Supplied records Start Marker

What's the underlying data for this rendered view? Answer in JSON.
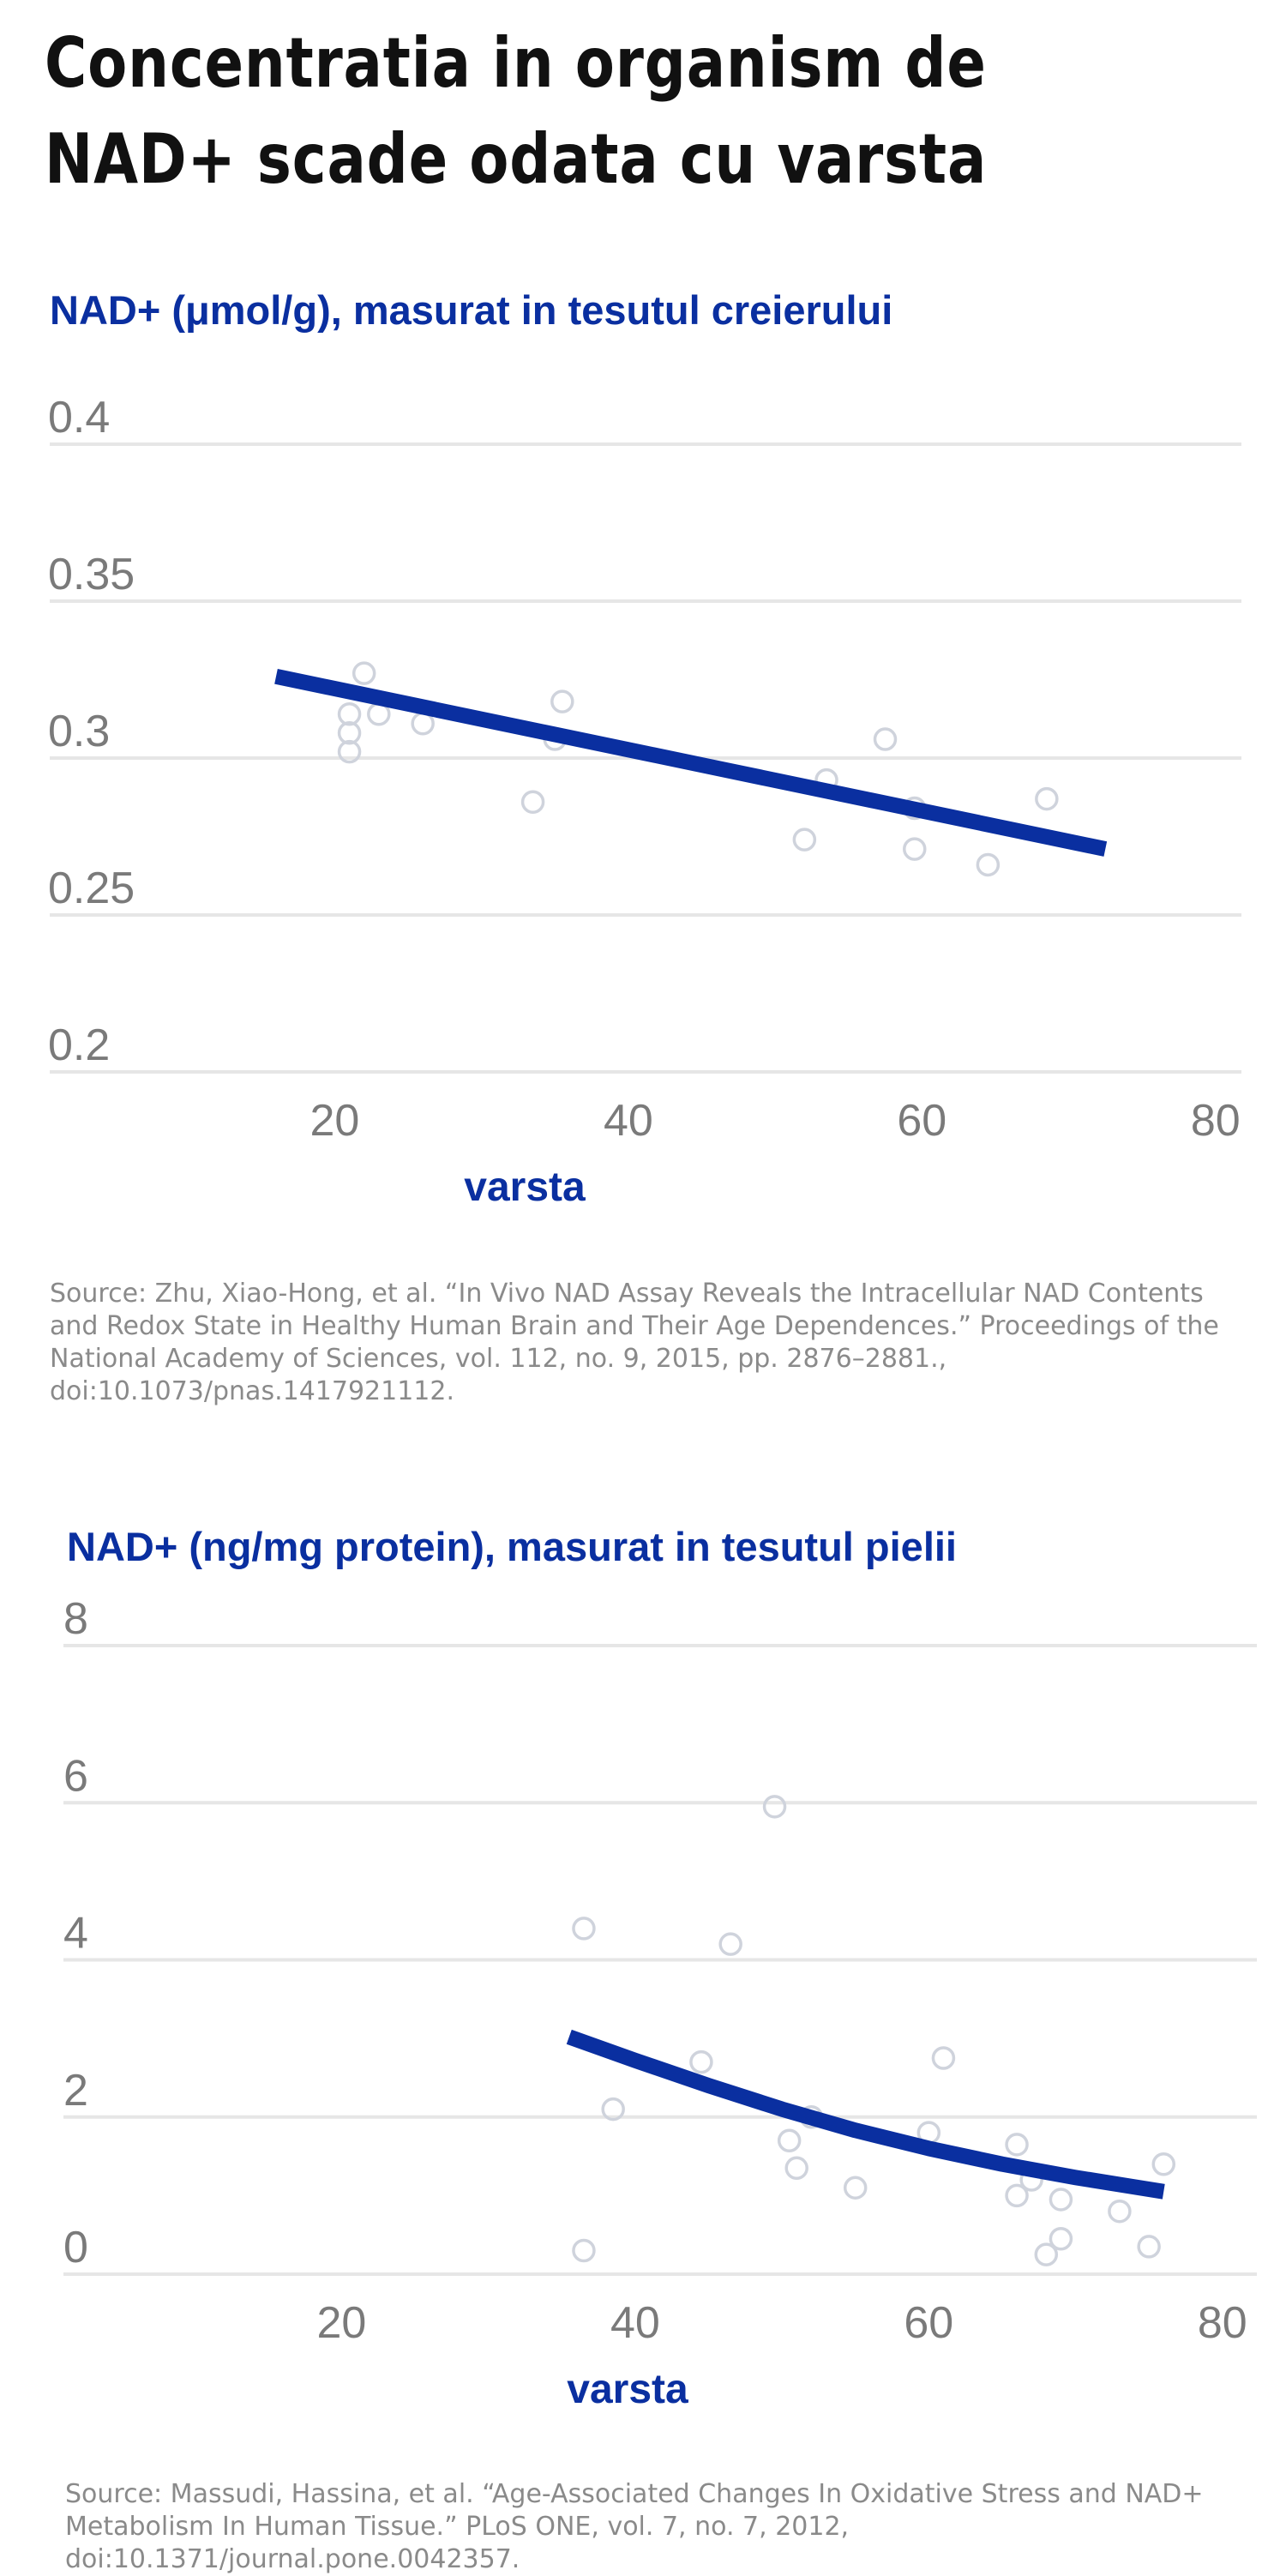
{
  "title": "Concentratia in organism de NAD+ scade odata cu varsta",
  "colors": {
    "accent": "#0a2fa0",
    "trend": "#0a2fa0",
    "points": "#cfd3dc",
    "grid": "#e6e6e6",
    "tick_text": "#7a7a7a",
    "source_text": "#8a8a8a"
  },
  "chart_data": [
    {
      "type": "scatter",
      "title": "",
      "ylabel": "NAD+ (μmol/g),  masurat in tesutul creierului",
      "xlabel": "varsta",
      "xlim": [
        0,
        82
      ],
      "ylim": [
        0.2,
        0.4
      ],
      "x_ticks": [
        20,
        40,
        60,
        80
      ],
      "y_ticks": [
        0.2,
        0.25,
        0.3,
        0.35,
        0.4
      ],
      "y_tick_labels": [
        "0.2",
        "0.25",
        "0.3",
        "0.35",
        "0.4"
      ],
      "grid": "horizontal",
      "points": [
        {
          "x": 21,
          "y": 0.314
        },
        {
          "x": 22,
          "y": 0.327
        },
        {
          "x": 23,
          "y": 0.314
        },
        {
          "x": 21,
          "y": 0.308
        },
        {
          "x": 21,
          "y": 0.302
        },
        {
          "x": 26,
          "y": 0.311
        },
        {
          "x": 33.5,
          "y": 0.286
        },
        {
          "x": 35.5,
          "y": 0.318
        },
        {
          "x": 35,
          "y": 0.306
        },
        {
          "x": 52,
          "y": 0.274
        },
        {
          "x": 53.5,
          "y": 0.293
        },
        {
          "x": 57.5,
          "y": 0.306
        },
        {
          "x": 59.5,
          "y": 0.284
        },
        {
          "x": 59.5,
          "y": 0.271
        },
        {
          "x": 64.5,
          "y": 0.266
        },
        {
          "x": 68.5,
          "y": 0.287
        }
      ],
      "trend": [
        {
          "x": 16,
          "y": 0.326
        },
        {
          "x": 72.5,
          "y": 0.271
        }
      ],
      "source": "Source: Zhu, Xiao-Hong, et al. “In Vivo NAD Assay Reveals the Intracellular NAD Contents and Redox State in Healthy Human Brain and Their Age Dependences.” Proceedings of the National Academy of Sciences, vol. 112, no. 9, 2015, pp. 2876–2881., doi:10.1073/pnas.1417921112."
    },
    {
      "type": "scatter",
      "title": "",
      "ylabel": "NAD+ (ng/mg protein), masurat in tesutul pielii",
      "xlabel": "varsta",
      "xlim": [
        0,
        82
      ],
      "ylim": [
        0,
        8
      ],
      "x_ticks": [
        20,
        40,
        60,
        80
      ],
      "y_ticks": [
        0,
        2,
        4,
        6,
        8
      ],
      "y_tick_labels": [
        "0",
        "2",
        "4",
        "6",
        "8"
      ],
      "grid": "horizontal",
      "points": [
        {
          "x": 36.5,
          "y": 4.4
        },
        {
          "x": 46.5,
          "y": 4.2
        },
        {
          "x": 49.5,
          "y": 5.95
        },
        {
          "x": 38.5,
          "y": 2.1
        },
        {
          "x": 36.5,
          "y": 0.3
        },
        {
          "x": 44.5,
          "y": 2.7
        },
        {
          "x": 50.5,
          "y": 1.7
        },
        {
          "x": 51,
          "y": 1.35
        },
        {
          "x": 52,
          "y": 2.0
        },
        {
          "x": 55,
          "y": 1.1
        },
        {
          "x": 60,
          "y": 1.8
        },
        {
          "x": 61,
          "y": 2.75
        },
        {
          "x": 66,
          "y": 1.65
        },
        {
          "x": 66,
          "y": 1.0
        },
        {
          "x": 67,
          "y": 1.2
        },
        {
          "x": 69,
          "y": 0.95
        },
        {
          "x": 69,
          "y": 0.45
        },
        {
          "x": 68,
          "y": 0.25
        },
        {
          "x": 73,
          "y": 0.8
        },
        {
          "x": 75,
          "y": 0.35
        },
        {
          "x": 76,
          "y": 1.4
        }
      ],
      "trend": [
        {
          "x": 35.5,
          "y": 3.02
        },
        {
          "x": 40,
          "y": 2.72
        },
        {
          "x": 45,
          "y": 2.4
        },
        {
          "x": 50,
          "y": 2.1
        },
        {
          "x": 55,
          "y": 1.83
        },
        {
          "x": 60,
          "y": 1.6
        },
        {
          "x": 65,
          "y": 1.4
        },
        {
          "x": 70,
          "y": 1.23
        },
        {
          "x": 76,
          "y": 1.05
        }
      ],
      "source": "Source: Massudi, Hassina, et al. “Age-Associated Changes In Oxidative Stress and NAD+ Metabolism In Human Tissue.” PLoS ONE, vol. 7, no. 7, 2012, doi:10.1371/journal.pone.0042357."
    }
  ]
}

Supplied records End Marker

# Task objective
What lines in the data above contain the word "masurat"? Copy them all.

# Solution to the problem
      "ylabel": "NAD+ (μmol/g),  masurat in tesutul creierului",
      "ylabel": "NAD+ (ng/mg protein), masurat in tesutul pielii",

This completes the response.